Data entries:
---*---

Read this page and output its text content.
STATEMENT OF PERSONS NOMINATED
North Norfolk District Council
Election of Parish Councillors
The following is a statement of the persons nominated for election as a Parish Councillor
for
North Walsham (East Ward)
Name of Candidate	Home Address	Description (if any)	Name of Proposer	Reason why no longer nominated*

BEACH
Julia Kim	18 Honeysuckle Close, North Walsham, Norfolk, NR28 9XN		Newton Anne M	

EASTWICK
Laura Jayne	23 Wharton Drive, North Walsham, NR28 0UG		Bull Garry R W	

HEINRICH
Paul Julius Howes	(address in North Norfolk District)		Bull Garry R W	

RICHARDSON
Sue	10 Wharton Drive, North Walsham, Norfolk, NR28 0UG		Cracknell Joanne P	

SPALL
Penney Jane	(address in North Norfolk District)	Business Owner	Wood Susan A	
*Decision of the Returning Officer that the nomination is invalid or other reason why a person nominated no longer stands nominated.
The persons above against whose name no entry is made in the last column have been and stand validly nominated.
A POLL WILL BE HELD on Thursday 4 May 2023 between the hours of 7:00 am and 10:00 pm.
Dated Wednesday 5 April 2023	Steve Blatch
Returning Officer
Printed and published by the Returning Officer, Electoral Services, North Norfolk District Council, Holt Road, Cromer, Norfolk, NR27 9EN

---*---

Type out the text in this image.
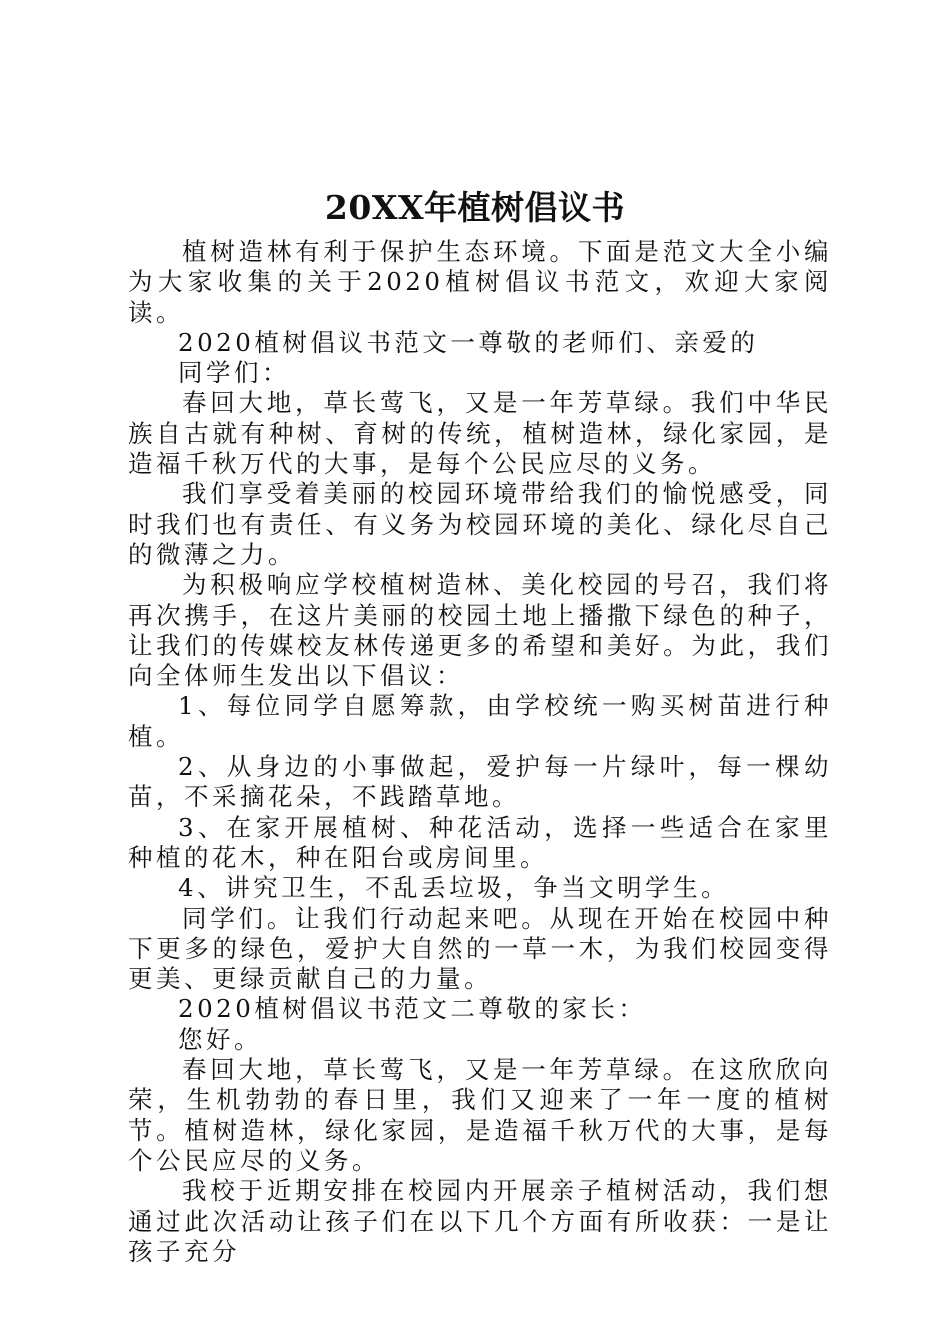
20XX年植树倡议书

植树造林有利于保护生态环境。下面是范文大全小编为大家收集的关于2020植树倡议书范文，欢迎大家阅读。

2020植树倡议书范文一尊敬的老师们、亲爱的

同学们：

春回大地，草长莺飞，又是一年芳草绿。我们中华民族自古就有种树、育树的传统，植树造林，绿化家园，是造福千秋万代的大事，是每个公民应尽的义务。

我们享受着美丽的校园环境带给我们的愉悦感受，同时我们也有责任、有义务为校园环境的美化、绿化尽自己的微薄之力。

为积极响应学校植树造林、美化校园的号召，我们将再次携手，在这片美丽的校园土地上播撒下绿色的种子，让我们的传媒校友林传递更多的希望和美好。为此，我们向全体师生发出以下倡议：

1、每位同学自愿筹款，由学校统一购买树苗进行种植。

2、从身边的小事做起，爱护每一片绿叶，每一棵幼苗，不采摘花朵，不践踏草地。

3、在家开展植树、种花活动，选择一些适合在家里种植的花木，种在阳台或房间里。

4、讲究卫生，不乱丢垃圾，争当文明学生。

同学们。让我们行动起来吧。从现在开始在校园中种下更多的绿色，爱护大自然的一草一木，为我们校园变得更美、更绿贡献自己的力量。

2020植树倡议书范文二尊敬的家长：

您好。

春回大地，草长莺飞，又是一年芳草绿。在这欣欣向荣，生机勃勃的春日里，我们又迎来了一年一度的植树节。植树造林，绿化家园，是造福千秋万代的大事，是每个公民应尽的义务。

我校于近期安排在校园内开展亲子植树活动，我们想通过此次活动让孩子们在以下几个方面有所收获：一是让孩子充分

---*---

Written task: Look above for every line with the word "Bull" and copy it.

Output for this exercise:
Laura Jayne	23 Wharton Drive, North Walsham, NR28 0UG		Bull Garry R W	
Paul Julius Howes	(address in North Norfolk District)		Bull Garry R W	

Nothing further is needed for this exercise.